Data extracted from a collection -

--------------------

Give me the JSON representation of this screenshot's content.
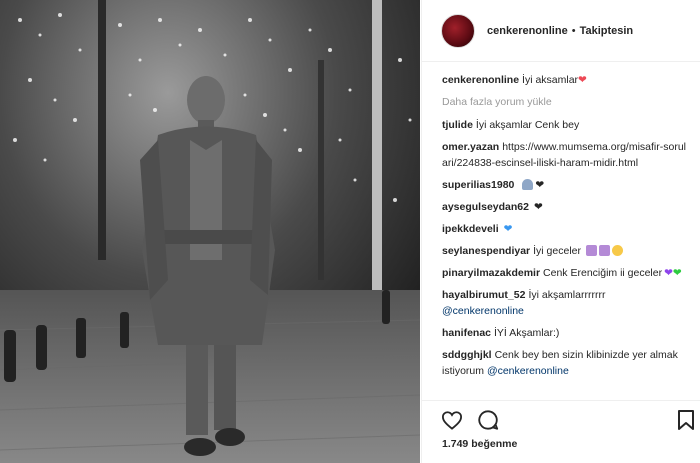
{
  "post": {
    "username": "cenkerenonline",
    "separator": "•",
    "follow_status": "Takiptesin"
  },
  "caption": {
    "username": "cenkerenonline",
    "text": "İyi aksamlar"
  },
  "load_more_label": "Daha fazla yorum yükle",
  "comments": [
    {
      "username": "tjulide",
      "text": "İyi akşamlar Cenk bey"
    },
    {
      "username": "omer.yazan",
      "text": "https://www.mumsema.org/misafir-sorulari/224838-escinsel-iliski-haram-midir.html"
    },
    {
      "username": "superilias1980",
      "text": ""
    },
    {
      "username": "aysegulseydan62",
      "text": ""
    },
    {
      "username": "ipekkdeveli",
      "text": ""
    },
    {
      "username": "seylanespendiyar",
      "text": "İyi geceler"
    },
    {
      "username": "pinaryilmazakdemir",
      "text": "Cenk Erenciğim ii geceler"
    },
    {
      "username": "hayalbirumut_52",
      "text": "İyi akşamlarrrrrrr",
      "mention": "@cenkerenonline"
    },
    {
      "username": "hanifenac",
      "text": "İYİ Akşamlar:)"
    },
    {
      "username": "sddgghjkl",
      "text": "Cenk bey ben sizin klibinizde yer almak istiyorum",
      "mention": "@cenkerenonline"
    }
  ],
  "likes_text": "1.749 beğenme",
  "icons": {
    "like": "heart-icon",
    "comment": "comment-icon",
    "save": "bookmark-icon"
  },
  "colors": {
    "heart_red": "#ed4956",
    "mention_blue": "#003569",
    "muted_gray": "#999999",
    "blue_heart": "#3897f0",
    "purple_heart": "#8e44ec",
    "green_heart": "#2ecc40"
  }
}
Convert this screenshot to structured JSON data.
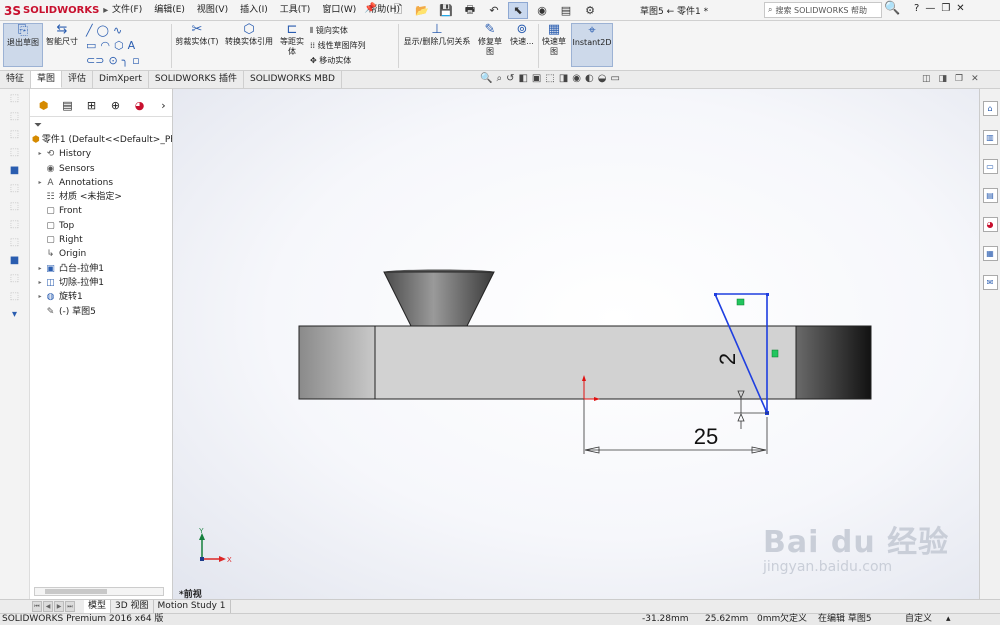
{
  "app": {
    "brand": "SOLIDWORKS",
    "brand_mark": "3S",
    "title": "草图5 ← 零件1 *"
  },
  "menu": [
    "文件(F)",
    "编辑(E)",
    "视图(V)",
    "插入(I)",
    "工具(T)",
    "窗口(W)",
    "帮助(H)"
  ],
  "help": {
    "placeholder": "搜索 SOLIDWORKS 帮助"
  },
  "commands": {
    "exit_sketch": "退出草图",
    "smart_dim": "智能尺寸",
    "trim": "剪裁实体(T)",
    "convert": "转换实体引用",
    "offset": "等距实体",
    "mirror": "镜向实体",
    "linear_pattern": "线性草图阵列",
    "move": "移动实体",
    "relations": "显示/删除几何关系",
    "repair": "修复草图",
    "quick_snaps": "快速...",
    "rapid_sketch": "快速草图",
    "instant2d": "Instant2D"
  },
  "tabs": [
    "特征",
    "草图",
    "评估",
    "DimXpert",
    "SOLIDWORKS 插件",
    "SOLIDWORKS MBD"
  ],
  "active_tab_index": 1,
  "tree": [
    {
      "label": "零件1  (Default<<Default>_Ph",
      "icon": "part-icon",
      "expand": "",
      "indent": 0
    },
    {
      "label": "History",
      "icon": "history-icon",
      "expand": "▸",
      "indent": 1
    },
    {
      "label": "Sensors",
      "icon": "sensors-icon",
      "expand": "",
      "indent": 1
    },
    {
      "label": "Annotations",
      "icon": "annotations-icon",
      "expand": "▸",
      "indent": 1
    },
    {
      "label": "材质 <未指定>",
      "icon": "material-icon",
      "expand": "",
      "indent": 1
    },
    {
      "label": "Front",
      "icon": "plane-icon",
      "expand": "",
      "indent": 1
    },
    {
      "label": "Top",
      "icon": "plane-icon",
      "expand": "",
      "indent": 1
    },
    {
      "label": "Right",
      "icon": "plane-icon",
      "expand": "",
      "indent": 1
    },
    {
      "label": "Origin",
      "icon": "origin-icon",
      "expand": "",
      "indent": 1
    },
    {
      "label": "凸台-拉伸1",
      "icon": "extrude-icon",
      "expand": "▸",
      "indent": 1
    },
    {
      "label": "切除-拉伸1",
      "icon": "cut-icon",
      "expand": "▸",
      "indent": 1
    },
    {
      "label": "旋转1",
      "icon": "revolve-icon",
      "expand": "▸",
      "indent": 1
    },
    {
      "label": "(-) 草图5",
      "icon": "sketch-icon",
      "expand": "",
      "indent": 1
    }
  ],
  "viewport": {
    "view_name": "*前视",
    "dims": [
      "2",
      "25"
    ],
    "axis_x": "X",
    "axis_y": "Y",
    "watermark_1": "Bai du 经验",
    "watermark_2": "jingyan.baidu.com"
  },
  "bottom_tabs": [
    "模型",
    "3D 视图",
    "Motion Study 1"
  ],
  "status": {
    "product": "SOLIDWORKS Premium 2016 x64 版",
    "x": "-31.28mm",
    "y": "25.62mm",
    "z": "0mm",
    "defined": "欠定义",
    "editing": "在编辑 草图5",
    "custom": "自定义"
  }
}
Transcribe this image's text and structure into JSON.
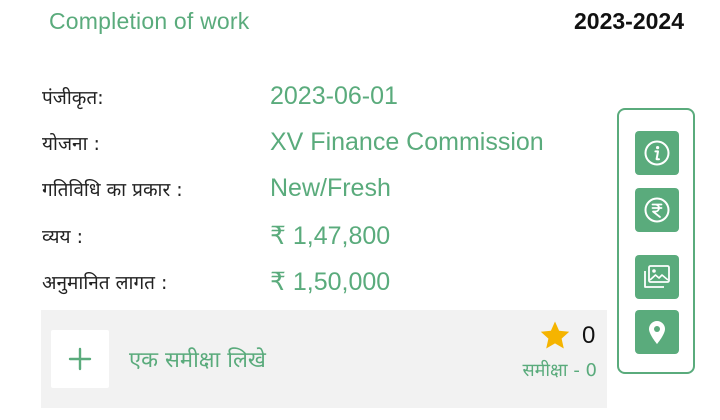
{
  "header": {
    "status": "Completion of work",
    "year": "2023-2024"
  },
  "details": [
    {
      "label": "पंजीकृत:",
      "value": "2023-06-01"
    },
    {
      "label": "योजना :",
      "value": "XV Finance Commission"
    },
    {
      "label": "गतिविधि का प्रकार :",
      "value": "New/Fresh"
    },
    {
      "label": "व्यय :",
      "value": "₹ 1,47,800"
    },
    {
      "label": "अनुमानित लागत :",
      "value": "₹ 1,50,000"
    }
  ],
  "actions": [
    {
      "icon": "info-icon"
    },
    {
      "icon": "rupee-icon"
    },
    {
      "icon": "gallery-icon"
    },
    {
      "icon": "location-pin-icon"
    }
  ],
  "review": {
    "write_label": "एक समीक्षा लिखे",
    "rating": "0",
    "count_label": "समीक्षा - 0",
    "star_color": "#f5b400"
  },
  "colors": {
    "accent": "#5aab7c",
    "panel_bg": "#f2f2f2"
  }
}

--------------------

Report how many lines contain "this". Give nothing but the number.

3